Action item A:
In the telenest excerpt, reproduce the passage starting at "The library ships" and ending at "runner. See docs/TESTING.md.".
Action item B:
Check each statement against the telenest excerpt and answer yes or no, quoting the words of the excerpt that decide it.
(i) The library ships with more than 740 tests.
(ii) The telenest/testing subpath pulls in a test runner.
(iii) The telegram (GramJS) package is imported in several adapter files.
Action item C:
Summarize the telenest excerpt in two sentences.

======== Given text ========

Need both sides at once? Use the umbrella module:

import { TelegramModule } from "telenest";

TelegramModule.forRoot({
  isGlobal: true,
  bot: { token: process.env.BOT_TOKEN! },
  client: {
    apiId: Number(process.env.TG_API_ID),
    apiHash: process.env.TG_API_HASH!,
  },
});

Documentation

| Guide | What it covers | | -------------------------------------------------------------- | ----------------------------------------------------------------------------------------------------------- | | docs/TELEGRAM-MODULE.md | The umbrella TelegramModule, module composition, and global registration | | docs/BOT-API.md | TelegramBotModule, TelegramBotService, keyboards, and the launch/webhook lifecycle | | docs/BOT-UPDATE-DECORATORS.md | @TelegramUpdate handler classes — @Command/@Hears/@Action/@On + @Ctx/@Sender param decorators | | docs/BOT-GUARDS-FILTERS-INTERCEPTORS.md | @UseTelegramGuards/@UseTelegramInterceptors/@UseTelegramFilters, built-in allowlist & rate-limit guards, default exception filter | | docs/MULTIPLE-BOTS.md | Multiple named bots in one app — forRoot({ name }), @InjectBot(name), @TelegramUpdate({ bot }) scoping | | docs/MINI-APP-INIT-DATA.md | validateWebAppInitData() — verify & parse Telegram Mini App initData server-side | | docs/USER-CLIENT-MTPROTO.md | TelegramClientModule, TelegramUserService, dialogs/messages, and the DTOs | | docs/MULTIPLE-ACCOUNTS.md | Multiple named user accounts in one app — forRoot({ name }), @InjectTelegramUser(name), @OnUserMessage(f, { client }) | | docs/AUTHENTICATION.md | The sendCodesignIncheckPassword flow and SessionStore persistence | | docs/TESTING.md | Unit-testing both sides — ready-made telenest/testing mocks plus the IGramClient / clientFactory seam |


Testing

The library ships with 740+ tests and is built to keep network I/O out of your suite:

  • Ready-made utilities in telenest/testing: createMockGramClient() (a fully-typed jest.Mocked<IGramClient>), provideMockGramClient() (binds it to the TELEGRAM_GRAM_CLIENT token), createMockBotContext() (a spyable Telegraf Context), and DTO builders (aGramUser/aGramMessage/aGramDialog). The subpath pulls in no SDK and no test runner. See docs/TESTING.md.
  • The MTProto services depend only on the IGramClient interface — the telegram (GramJS) package is imported in exactly one adapter file. Supply a fake IGramClient and construct TelegramUserService / TelegramAuthService directly (the bundled login CLI does exactly this when run outside of Nest DI).
  • Inside Nest, pass a clientFactory to TelegramClientModule (or override the TELEGRAM_GRAM_CLIENT token) to swap in a fake client without touching the network.

======== Data listing ========

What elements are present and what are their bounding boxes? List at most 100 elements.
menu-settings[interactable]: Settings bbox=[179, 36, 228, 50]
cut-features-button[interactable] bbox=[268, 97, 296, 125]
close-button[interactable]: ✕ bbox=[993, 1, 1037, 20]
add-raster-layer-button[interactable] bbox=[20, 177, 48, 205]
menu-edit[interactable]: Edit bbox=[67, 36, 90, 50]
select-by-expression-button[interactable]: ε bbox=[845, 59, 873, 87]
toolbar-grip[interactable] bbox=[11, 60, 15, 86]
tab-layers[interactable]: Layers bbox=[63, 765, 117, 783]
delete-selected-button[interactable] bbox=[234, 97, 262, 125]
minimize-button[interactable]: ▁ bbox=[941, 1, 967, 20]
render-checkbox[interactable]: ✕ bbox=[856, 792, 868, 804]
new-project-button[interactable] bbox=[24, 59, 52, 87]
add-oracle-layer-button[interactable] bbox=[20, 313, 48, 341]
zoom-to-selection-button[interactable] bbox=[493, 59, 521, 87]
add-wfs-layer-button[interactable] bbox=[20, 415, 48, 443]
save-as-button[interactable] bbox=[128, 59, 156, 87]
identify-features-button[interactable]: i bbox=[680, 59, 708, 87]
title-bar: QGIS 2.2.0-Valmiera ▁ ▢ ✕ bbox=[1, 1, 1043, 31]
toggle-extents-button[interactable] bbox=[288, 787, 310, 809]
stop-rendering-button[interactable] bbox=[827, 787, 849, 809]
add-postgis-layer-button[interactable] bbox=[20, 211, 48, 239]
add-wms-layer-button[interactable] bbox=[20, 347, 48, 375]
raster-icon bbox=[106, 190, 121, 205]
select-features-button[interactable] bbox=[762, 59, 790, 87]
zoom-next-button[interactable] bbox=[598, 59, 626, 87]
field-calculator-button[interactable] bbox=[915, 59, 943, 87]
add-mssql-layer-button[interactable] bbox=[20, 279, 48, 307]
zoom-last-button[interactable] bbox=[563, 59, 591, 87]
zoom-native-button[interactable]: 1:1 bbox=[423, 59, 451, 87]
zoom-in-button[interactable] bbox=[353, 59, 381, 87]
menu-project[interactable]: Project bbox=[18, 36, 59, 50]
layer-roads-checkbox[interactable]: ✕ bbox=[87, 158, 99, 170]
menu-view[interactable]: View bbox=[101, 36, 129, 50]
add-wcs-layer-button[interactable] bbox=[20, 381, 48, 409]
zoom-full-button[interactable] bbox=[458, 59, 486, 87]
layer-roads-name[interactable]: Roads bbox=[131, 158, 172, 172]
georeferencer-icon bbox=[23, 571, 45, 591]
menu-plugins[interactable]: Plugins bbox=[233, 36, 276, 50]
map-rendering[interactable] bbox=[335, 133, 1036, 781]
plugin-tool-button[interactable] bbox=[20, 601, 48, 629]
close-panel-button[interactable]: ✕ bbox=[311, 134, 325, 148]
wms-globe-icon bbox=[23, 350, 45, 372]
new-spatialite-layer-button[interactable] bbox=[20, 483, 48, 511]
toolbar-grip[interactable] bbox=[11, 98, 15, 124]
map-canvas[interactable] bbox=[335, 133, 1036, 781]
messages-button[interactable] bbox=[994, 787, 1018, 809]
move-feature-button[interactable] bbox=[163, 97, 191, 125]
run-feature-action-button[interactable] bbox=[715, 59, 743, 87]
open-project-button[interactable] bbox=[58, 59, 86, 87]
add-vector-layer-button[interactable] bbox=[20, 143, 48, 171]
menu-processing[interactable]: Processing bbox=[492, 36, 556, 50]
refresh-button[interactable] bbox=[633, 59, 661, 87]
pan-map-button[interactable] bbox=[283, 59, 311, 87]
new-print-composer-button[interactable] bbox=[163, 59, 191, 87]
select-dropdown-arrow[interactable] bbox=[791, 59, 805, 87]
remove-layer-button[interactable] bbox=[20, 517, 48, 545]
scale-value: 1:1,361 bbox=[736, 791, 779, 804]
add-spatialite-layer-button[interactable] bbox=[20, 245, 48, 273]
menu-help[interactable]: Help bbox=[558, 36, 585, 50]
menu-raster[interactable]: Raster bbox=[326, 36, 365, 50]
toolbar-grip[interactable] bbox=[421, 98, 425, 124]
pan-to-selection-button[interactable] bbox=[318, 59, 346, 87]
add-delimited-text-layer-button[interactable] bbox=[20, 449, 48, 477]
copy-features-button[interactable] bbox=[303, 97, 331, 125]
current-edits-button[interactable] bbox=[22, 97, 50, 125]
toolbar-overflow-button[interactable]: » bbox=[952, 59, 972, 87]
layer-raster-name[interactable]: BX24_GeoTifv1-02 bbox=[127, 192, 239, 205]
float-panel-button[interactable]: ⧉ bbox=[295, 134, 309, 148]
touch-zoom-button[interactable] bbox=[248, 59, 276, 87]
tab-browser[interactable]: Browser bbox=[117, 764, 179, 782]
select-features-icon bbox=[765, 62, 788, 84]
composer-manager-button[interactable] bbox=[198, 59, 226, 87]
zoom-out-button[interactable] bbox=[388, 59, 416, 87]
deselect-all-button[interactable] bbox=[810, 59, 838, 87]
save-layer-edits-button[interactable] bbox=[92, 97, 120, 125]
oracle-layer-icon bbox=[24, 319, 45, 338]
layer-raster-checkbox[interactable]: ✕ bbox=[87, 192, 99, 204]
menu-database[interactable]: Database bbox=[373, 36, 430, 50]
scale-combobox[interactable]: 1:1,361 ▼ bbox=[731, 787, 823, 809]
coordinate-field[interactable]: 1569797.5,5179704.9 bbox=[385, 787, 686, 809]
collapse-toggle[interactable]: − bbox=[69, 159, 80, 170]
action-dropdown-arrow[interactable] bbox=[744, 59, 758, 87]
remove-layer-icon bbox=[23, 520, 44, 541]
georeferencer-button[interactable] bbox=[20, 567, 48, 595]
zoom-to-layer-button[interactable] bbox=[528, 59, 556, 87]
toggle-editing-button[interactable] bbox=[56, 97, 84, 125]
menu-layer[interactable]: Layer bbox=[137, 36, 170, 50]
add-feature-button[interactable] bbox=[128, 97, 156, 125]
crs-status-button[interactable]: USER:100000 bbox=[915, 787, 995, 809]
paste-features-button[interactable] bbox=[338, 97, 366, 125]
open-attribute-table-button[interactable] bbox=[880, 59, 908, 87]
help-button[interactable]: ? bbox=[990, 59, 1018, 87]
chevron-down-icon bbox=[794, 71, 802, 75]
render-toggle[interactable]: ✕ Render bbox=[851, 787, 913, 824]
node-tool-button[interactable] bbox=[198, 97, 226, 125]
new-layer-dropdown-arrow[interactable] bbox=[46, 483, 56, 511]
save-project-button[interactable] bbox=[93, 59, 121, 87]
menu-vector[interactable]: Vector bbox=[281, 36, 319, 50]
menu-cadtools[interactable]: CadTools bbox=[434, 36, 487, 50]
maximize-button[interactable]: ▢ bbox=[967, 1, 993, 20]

========

Response A:
The library ships with 740+ tests and is built to keep network I/O out of your suite:

  • Ready-made utilities in telenest/testing: createMockGramClient() (a fully-typed jest.Mocked<IGramClient>), provideMockGramClient() (binds it to the TELEGRAM_GRAM_CLIENT token), createMockBotContext() (a spyable Telegraf Context), and DTO builders (aGramUser/aGramMessage/aGramDialog). The subpath pulls in no SDK and no test runner. See docs/TESTING.md.

Response B:
(i) Yes: "The library ships with 740+ tests"
(ii) No: "The subpath pulls in no SDK and no test runner."
(iii) No: "the telegram (GramJS) package is imported in exactly one adapter file."

Response C:
When both sides are needed at once, the umbrella TelegramModule is configured through forRoot with a bot token and a client apiId and apiHash. The library ships with 740+ tests and keeps network I/O out of a test suite through ready-made utilities in telenest/testing, MTProto services that depend only on the IGramClient interface, and a clientFactory that can swap in a fake client inside Nest.